[Region annotation records]
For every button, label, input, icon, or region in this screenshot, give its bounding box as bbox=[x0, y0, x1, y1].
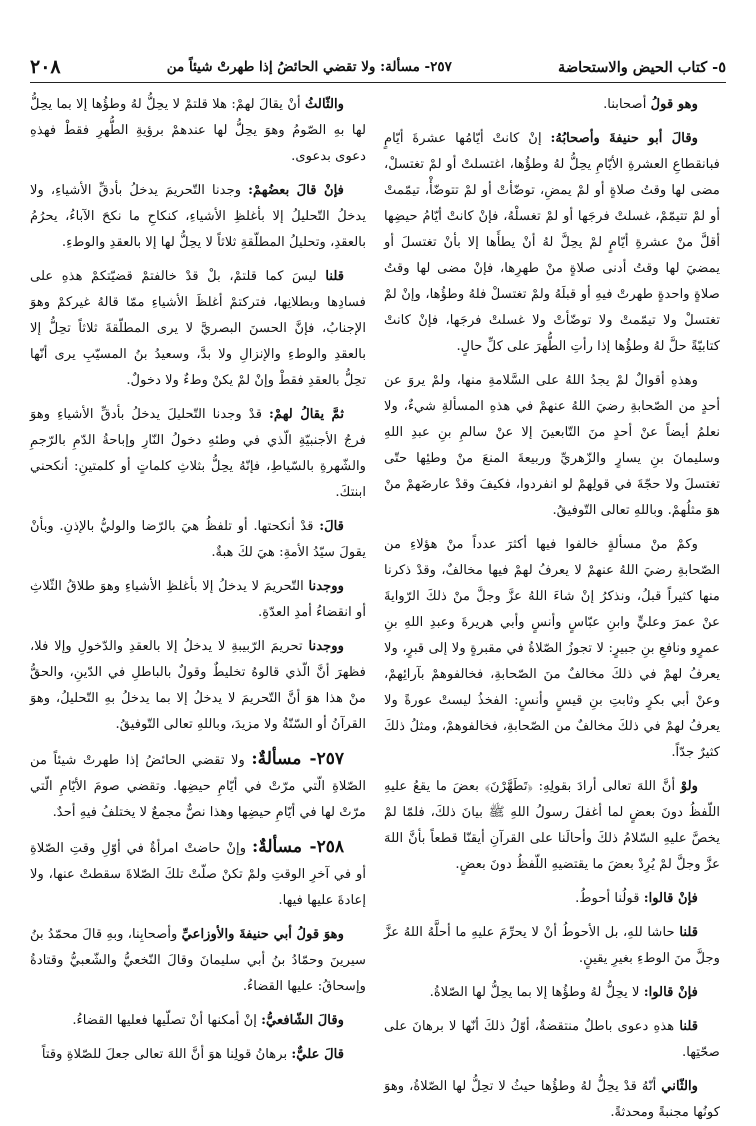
paragraph-lead: ثمَّ يقالُ لهمْ: bbox=[269, 407, 344, 422]
paragraph-text: حاشا للهِ، بل الأحوطُ أنْ لا يحرِّمَ عليهِ ما أحلَّهُ اللهُ عزَّ وجلَّ منَ الوطءِ بغيرِ يقينٍ. bbox=[384, 925, 720, 966]
paragraph-text: قدْ أنكحتها. أو تلفظُ هيَ بالرّضا والوليُّ بالإذنِ. وبأنْ يقولَ سيّدُ الأمةِ: هيَ لكَ هبةٌ. bbox=[30, 519, 366, 560]
paragraph bbox=[30, 1008, 366, 1034]
section-heading-257 bbox=[30, 746, 366, 826]
paragraph-lead: فإنْ قالوا: bbox=[643, 891, 698, 906]
paragraph-lead: قلنا bbox=[679, 1019, 698, 1034]
section-title: ٢٥٧- مسألة: ولا تقضي الحائضُ إذا طهرتْ شيئاً من bbox=[166, 59, 452, 75]
section-heading-258 bbox=[30, 834, 366, 914]
left-column bbox=[30, 92, 366, 1102]
paragraph-lead: فإنْ قالَ بعضُهمْ: bbox=[248, 183, 344, 198]
section-number: ٢٥٨- مسألةٌ: bbox=[251, 837, 344, 857]
paragraph-lead: قلنا bbox=[679, 925, 698, 940]
paragraph-text: وكمْ منْ مسألةٍ خالفوا فيها أكثرَ عدداً منْ هؤلاءِ من الصّحابةِ رضيَ اللهُ عنهمْ لا يعرفُ لهمْ فيها مخالفٌ، وقدْ ذكرنا منها كثيراً قبلُ، ونذكرُ إنْ شاءَ اللهُ عزَّ وجلَّ منْ ذلكَ الرّوايةَ عنْ عمرَ وعليٍّ وابنِ عبّاسٍ وأنسٍ وأبي هريرةَ وعبدِ اللهِ بنِ عمرٍو ونافعِ بنِ جبيرٍ: لا تجوزُ الصّلاةُ في مقبرةٍ ولا إلى قبرٍ، ولا يعرفُ لهمْ في ذلكَ مخالفٌ منَ الصّحابةِ، فخالفوهمْ بآرائِهمْ، وعنْ أبي بكرٍ وثابتِ بنِ قيسٍ وأنسٍ: الفخذُ ليستْ عورةً ولا يعرفُ لهمْ في ذلكَ مخالفٌ من الصّحابةِ، فخالفوهمْ، ومثلُ ذلكَ كثيرٌ جدّاً. bbox=[384, 537, 720, 760]
paragraph-text: أنّهُ قدْ يحِلُّ لهُ وطؤُها حيثُ لا تحِلُّ لها الصّلاةُ، وهوَ كونُها مجنبةً ومحدثةً. bbox=[384, 1079, 720, 1120]
paragraph-text: تحريمَ الرّبيبةِ لا يدخلُ إلا بالعقدِ والدّخولِ وإلا فلا، فظهرَ أنَّ الّذي قالوهُ تخليطٌ وقولٌ بالباطلِ في الدّينِ، والحقُّ منْ هذا هوَ أنَّ التّحريمَ لا يدخلُ إلا بما يدخلُ بهِ التّحليلُ، وهوَ القرآنُ أو السّنّةُ ولا مزيدَ، وباللهِ تعالى التّوفيقُ. bbox=[30, 639, 366, 732]
paragraph-lead: وقالَ أبو حنيفةَ وأصحابُهُ: bbox=[550, 131, 698, 146]
paragraph-lead: قلنا bbox=[325, 269, 344, 284]
paragraph bbox=[30, 178, 366, 256]
paragraph-lead: ووجدنا bbox=[308, 579, 344, 594]
paragraph-text: أنَّ اللهَ تعالى أرادَ بقولِهِ: ﴿تَطَهَّرْنَ﴾ بعضَ ما يقعُ عليهِ اللّفظُ دونَ بعضٍ لما أغفلَ رسولُ اللهِ ﷺ بيانَ ذلكَ، فلمّا لمْ يخصَّ عليهِ السّلامُ ذلكَ وأحالَنا على القرآنِ أيقنّا قطعاً بأنَّ اللهَ عزَّ وجلَّ لمْ يُرِدْ بعضَ ما يقتضيهِ اللّفظُ دونَ بعضٍ. bbox=[384, 779, 720, 872]
paragraph-text: التّحريمَ لا يدخلُ إلا بأغلظِ الأشياءِ وهوَ طلاقُ الثّلاثِ أو انقضاءُ أمدِ العدّةِ. bbox=[30, 579, 366, 620]
paragraph-lead: قالَ: bbox=[319, 519, 344, 534]
paragraph-text: قدْ وجدنا التّحليلَ يدخلُ بأدقِّ الأشياءِ وهوَ فرجُ الأجنبيّةِ الّذي في وطئهِ دخولُ النّارِ وإباحةُ الدّمِ بالرّجمِ والشّهرةِ بالسّياطِ، فإنّهُ يحِلُّ بثلاثِ كلماتٍ أو كلمتينِ: أنكحني ابنتكَ. bbox=[30, 407, 366, 500]
paragraph bbox=[384, 920, 720, 972]
paragraph-text: برهانُ قولِنا هوَ أنَّ اللهَ تعالى جعلَ للصّلاةِ وقتاً bbox=[41, 1047, 292, 1062]
paragraph bbox=[30, 922, 366, 1000]
running-header bbox=[30, 52, 726, 83]
paragraph-text: ولا تقضي الحائضُ إذا طهرتْ شيئاً من الصّلاةِ الّتي مرّتْ في أيّامِ حيضِها. وتقضي صومَ الأيّامِ الّتي مرّتْ لها في أيّامِ حيضِها وهذا نصٌّ مجمعٌ لا يختلفُ فيهِ أحدٌ. bbox=[30, 753, 366, 820]
paragraph-text: وإنْ حاضتْ امرأةٌ في أوّلِ وقتِ الصّلاةِ أو في آخرِ الوقتِ ولمْ تكنْ صلّتْ تلكَ الصّلاةَ سقطتْ عنها، ولا إعادةَ عليها فيها. bbox=[30, 841, 366, 908]
paragraph bbox=[384, 886, 720, 912]
paragraph bbox=[30, 574, 366, 626]
paragraph bbox=[384, 1014, 720, 1066]
paragraph bbox=[384, 980, 720, 1006]
paragraph bbox=[30, 402, 366, 506]
paragraph-lead: وهو قولُ bbox=[650, 97, 698, 112]
paragraph-lead: وهوَ قولُ أبي حنيفةَ والأوزاعيِّ bbox=[181, 927, 344, 942]
book-title: ٥- كتاب الحيض والاستحاضة bbox=[558, 58, 726, 76]
page-number: ٢٠٨ bbox=[30, 56, 61, 78]
paragraph-lead: والثّاني bbox=[661, 1079, 698, 1094]
paragraph bbox=[384, 368, 720, 524]
paragraph-text: لا يحِلُّ لهُ وطؤُها إلا بما يحِلُّ لها الصّلاةُ. bbox=[429, 985, 644, 1000]
paragraph-text: وهذهِ أقوالٌ لمْ يجدُ اللهُ على السَّلامةِ منها، ولمْ يروَ عن أحدٍ من الصّحابةِ رضيَ اللهُ عنهمْ في هذهِ المسألةِ شيءٌ، ولا نعلمُ أيضاً عنْ أحدٍ منَ التّابعينَ إلا عنْ سالمِ بنِ عبدِ اللهِ وسليمانَ بنِ يسارٍ والزّهريِّ وربيعةَ المنعَ منْ وطئِها حتّى تغتسلَ ولا حجّةَ في قولِهمْ لو انفردوا، فكيفَ وقدْ عارضَهمْ منْ هوَ مثلُهمْ. وباللهِ تعالى التّوفيقُ. bbox=[384, 373, 720, 518]
paragraph-text: إنْ كانتْ أيّامُها عشرةَ أيّامٍ فبانقطاعِ العشرةِ الأيّامِ يحِلُّ لهُ وطؤُها، اغتسلتْ أو لمْ تغتسلْ، مضى لها وقتُ صلاةٍ أو لمْ يمضِ، توضّأتْ أو لمْ تتوضّأْ، تيمّمتْ أو لمْ تتيمّمْ، غسلتْ فرجَها أو لمْ تغسلْهُ، فإنْ كانتْ أيّامُ حيضِها أقلَّ منْ عشرةِ أيّامٍ لمْ يحِلَّ لهُ أنْ يطأَها إلا بأنْ تغتسلَ أو يمضيَ لها وقتُ أدنى صلاةٍ منْ طهرِها، فإنْ مضى لها وقتُ صلاةٍ واحدةٍ طهرتْ فيهِ أو قبلَهُ ولمْ تغتسلْ فلهُ وطؤُها، وإنْ لمْ تغتسلْ ولا تيمّمتْ ولا توضّأتْ ولا غسلتْ فرجَها، فإنْ كانتْ كتابيّةً حلَّ لهُ وطؤُها إذا رأتِ الطُّهرَ على كلِّ حالٍ. bbox=[384, 131, 720, 354]
paragraph bbox=[30, 514, 366, 566]
paragraph bbox=[384, 126, 720, 360]
section-number: ٢٥٧- مسألةٌ: bbox=[251, 749, 345, 769]
paragraph-text: ليسَ كما قلتمْ، بلْ قدْ خالفتمْ قضيّتكمْ هذهِ على فسادِها وبطلانِها، فتركتمْ أغلظَ الأشياءِ ممّا قالهُ غيركمْ وهوَ الإجنابُ، فإنَّ الحسنَ البصريَّ لا يرى المطلّقةَ ثلاثاً تحِلُّ إلا بالعقدِ والوطءِ والإنزالِ ولا بدَّ، وسعيدُ بنُ المسيّبِ يرى أنّها تحِلُّ بالعقدِ فقطْ وإنْ لمْ يكنْ وطءٌ ولا دخولٌ. bbox=[30, 269, 366, 388]
paragraph-text: وجدنا التّحريمَ يدخلُ بأدقِّ الأشياءِ، ولا يدخلُ التّحليلُ إلا بأغلظِ الأشياءِ، كنكاحِ ما نكحَ الآباءُ، يحرُمُ بالعقدِ، وتحليلُ المطلّقةِ ثلاثاً لا يحِلُّ لها إلا بالعقدِ والوطءِ. bbox=[30, 183, 366, 250]
paragraph-lead: فإنْ قالوا: bbox=[643, 985, 698, 1000]
paragraph bbox=[384, 1074, 720, 1126]
right-column bbox=[384, 92, 720, 1120]
paragraph-text: قولُنا أحوطُ. bbox=[575, 891, 644, 906]
paragraph bbox=[384, 532, 720, 766]
paragraph bbox=[30, 92, 366, 170]
paragraph-lead: ولوْ bbox=[680, 779, 698, 794]
paragraph-text: وأصحابِنا، وبهِ قالَ محمّدُ بنُ سيرينَ وحمّادُ بنُ أبي سليمانَ وقالَ النّخعيُّ والشّعبيُّ وقتادةُ وإسحاقُ: عليها القضاءُ. bbox=[30, 927, 366, 994]
paragraph-lead: والثّالثُ bbox=[304, 97, 344, 112]
paragraph-lead: ووجدنا bbox=[308, 639, 344, 654]
paragraph bbox=[30, 264, 366, 394]
paragraph-text: أصحابنا. bbox=[603, 97, 651, 112]
paragraph-text: هذهِ دعوى باطلٌ منتقضةٌ، أوّلُ ذلكَ أنّها لا برهانَ على صحّتِها. bbox=[384, 1019, 720, 1060]
paragraph bbox=[384, 774, 720, 878]
paragraph-lead: قالَ عليٌّ: bbox=[291, 1047, 344, 1062]
paragraph-text: إنْ أمكنها أنْ تصلّيها فعليها القضاءُ. bbox=[72, 1013, 262, 1028]
paragraph bbox=[384, 92, 720, 118]
paragraph-text: أنْ يقالَ لهمْ: هلا قلتمْ لا يحِلُّ لهُ وطؤُها إلا بما يحِلُّ لها بهِ الصّومُ وهوَ يحِلُّ لها عندهمْ برؤيةِ الطُّهرِ فقطْ فهذهِ دعوى بدعوى. bbox=[30, 97, 366, 164]
paragraph bbox=[30, 1042, 366, 1068]
paragraph-lead: وقالَ الشّافعيُّ: bbox=[261, 1013, 344, 1028]
paragraph bbox=[30, 634, 366, 738]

■ WRITTEN INSTRUCTION ■
Copy the lines of the material verbatim, from the line containing "paragraph-lead: ثمَّ يقالُ" up to and including the line containing "left-column bbox=[30, 92, 366, 1102]".

■ RESPONSE ■
paragraph-lead: ثمَّ يقالُ لهمْ: bbox=[269, 407, 344, 422]
paragraph-text: حاشا للهِ، بل الأحوطُ أنْ لا يحرِّمَ عليهِ ما أحلَّهُ اللهُ عزَّ وجلَّ منَ الوطءِ بغيرِ يقينٍ. bbox=[384, 925, 720, 966]
paragraph-text: قدْ أنكحتها. أو تلفظُ هيَ بالرّضا والوليُّ بالإذنِ. وبأنْ يقولَ سيّدُ الأمةِ: هيَ لكَ هبةٌ. bbox=[30, 519, 366, 560]
paragraph bbox=[30, 1008, 366, 1034]
section-heading-257 bbox=[30, 746, 366, 826]
paragraph-lead: فإنْ قالوا: bbox=[643, 891, 698, 906]
paragraph-lead: قلنا bbox=[679, 1019, 698, 1034]
section-title: ٢٥٧- مسألة: ولا تقضي الحائضُ إذا طهرتْ شيئاً من bbox=[166, 59, 452, 75]
section-heading-258 bbox=[30, 834, 366, 914]
left-column bbox=[30, 92, 366, 1102]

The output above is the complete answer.